**Problem statement**
Go through the entries below and copy each line containing the word "values".

** START OF Source data **

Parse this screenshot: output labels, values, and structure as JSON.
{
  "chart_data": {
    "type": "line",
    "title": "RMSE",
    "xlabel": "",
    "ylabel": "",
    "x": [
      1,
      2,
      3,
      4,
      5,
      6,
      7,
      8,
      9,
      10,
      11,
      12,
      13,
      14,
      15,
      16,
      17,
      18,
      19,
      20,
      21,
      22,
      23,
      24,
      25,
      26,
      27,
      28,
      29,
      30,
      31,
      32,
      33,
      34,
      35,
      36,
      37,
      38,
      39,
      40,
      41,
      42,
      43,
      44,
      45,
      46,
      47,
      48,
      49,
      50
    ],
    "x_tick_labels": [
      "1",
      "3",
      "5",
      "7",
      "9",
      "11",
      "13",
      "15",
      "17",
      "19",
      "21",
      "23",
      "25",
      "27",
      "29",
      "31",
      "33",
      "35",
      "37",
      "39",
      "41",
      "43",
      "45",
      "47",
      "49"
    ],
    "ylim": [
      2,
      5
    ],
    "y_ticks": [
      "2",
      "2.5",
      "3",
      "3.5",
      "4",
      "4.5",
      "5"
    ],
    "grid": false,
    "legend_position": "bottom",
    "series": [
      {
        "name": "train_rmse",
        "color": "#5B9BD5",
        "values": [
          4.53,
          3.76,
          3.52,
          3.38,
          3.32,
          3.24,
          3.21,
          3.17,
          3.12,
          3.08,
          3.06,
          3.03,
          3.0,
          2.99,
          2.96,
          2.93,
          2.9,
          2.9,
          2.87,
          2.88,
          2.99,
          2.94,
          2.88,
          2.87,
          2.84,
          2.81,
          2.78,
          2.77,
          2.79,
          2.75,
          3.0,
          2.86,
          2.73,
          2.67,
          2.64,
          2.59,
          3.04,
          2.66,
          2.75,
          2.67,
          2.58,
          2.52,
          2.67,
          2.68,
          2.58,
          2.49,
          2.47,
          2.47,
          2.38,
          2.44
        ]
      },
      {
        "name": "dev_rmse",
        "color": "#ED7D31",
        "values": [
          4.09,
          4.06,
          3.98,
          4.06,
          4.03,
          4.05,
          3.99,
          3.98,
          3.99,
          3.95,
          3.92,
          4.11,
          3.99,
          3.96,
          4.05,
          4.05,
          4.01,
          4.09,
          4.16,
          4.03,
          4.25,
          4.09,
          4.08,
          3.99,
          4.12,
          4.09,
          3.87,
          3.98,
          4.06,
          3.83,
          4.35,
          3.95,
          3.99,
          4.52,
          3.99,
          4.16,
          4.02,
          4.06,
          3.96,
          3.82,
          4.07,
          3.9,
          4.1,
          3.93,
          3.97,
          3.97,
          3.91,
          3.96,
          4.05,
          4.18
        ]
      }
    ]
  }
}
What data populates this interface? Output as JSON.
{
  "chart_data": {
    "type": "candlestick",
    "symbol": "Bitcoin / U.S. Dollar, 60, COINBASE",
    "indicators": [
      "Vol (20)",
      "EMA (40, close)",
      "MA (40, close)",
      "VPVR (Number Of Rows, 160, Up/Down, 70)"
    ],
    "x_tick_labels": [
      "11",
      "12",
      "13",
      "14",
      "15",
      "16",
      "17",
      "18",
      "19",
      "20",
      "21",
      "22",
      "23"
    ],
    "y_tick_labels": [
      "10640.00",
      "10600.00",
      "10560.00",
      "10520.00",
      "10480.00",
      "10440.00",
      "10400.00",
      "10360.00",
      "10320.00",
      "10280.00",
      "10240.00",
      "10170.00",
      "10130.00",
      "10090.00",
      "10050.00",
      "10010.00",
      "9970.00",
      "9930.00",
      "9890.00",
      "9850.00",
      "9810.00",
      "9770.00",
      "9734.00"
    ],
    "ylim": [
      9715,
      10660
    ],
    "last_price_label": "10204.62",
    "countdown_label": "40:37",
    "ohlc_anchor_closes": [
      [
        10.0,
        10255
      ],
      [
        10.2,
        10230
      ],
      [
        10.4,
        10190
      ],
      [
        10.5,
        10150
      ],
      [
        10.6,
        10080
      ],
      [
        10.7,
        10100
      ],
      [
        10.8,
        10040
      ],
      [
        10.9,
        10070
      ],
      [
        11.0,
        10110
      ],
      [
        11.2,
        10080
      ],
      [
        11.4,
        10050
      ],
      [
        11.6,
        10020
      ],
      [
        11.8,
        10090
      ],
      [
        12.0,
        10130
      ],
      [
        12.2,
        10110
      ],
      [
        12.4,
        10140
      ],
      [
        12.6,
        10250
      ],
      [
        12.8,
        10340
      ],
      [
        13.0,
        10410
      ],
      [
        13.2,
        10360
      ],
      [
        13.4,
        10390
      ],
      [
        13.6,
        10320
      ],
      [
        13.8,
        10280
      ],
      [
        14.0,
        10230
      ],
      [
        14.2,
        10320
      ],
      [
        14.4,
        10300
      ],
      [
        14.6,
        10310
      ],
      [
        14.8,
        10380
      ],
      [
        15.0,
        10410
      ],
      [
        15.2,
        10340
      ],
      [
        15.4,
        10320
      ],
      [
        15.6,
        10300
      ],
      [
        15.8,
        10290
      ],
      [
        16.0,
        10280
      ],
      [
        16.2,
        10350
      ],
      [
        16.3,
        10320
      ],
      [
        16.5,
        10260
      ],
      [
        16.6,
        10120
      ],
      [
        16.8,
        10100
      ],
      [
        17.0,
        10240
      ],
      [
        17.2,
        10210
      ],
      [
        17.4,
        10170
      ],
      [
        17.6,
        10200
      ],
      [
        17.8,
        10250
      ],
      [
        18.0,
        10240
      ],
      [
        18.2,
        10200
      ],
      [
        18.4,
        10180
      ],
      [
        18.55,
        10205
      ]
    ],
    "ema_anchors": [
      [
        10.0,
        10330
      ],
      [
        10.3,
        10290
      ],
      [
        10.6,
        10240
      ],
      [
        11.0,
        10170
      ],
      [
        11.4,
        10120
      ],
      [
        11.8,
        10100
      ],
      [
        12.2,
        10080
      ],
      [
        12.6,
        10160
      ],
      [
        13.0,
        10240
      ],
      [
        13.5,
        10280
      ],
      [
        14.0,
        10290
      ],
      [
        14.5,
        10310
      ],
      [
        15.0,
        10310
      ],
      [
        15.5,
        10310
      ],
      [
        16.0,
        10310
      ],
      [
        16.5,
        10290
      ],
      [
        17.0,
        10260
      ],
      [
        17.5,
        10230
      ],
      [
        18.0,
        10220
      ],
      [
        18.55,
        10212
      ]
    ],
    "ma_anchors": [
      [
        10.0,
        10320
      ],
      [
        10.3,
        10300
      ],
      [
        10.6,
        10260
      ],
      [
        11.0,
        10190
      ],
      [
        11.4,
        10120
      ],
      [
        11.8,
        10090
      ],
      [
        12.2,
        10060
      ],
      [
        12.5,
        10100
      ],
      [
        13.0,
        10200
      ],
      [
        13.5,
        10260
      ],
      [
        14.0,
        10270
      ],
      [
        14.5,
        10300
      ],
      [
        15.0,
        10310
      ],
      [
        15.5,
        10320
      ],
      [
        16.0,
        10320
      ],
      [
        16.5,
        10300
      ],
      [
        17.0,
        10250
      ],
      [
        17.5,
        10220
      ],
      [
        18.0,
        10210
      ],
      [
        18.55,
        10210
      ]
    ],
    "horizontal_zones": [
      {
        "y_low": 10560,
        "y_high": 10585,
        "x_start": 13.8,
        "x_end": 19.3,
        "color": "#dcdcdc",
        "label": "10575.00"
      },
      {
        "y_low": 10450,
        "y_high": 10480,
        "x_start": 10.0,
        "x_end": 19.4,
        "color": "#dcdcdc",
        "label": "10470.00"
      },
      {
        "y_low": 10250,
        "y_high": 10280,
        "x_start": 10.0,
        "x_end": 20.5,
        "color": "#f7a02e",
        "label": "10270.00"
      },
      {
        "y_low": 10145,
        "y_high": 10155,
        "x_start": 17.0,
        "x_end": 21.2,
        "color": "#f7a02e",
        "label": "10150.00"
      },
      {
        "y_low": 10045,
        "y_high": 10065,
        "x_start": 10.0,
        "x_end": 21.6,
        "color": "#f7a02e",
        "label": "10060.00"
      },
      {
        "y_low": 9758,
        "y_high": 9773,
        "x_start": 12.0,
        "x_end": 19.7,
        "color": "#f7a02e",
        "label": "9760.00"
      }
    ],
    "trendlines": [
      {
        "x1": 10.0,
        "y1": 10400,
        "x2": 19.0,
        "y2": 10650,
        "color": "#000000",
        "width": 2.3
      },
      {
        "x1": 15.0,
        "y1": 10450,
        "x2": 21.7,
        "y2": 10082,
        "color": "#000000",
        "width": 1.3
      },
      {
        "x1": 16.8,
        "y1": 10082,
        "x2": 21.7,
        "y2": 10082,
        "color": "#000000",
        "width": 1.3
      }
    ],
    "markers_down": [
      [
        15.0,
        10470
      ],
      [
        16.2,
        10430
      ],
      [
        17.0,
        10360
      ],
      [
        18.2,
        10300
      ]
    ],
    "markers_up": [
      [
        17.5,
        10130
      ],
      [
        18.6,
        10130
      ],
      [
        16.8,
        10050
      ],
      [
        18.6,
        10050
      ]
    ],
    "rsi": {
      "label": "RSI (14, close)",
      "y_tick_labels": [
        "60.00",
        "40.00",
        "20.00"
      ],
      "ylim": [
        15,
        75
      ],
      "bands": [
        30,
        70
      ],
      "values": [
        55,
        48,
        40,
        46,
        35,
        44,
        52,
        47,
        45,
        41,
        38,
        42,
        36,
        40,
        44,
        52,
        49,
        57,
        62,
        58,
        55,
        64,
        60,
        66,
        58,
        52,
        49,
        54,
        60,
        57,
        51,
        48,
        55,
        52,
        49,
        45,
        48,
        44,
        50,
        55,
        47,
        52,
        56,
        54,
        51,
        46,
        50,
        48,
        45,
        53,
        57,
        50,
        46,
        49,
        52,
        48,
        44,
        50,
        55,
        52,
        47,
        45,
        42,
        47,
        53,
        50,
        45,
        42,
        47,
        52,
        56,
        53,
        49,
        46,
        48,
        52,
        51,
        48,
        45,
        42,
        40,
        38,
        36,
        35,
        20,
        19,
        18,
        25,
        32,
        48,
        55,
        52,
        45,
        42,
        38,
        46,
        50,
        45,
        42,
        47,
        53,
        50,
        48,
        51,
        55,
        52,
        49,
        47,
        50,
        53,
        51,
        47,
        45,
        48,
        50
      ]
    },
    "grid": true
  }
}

** END OF Source data **

**Solution to this exercise**
Parse this screenshot: output labels, values, and structure as JSON.
        "values": [
        "values": [
      "values": [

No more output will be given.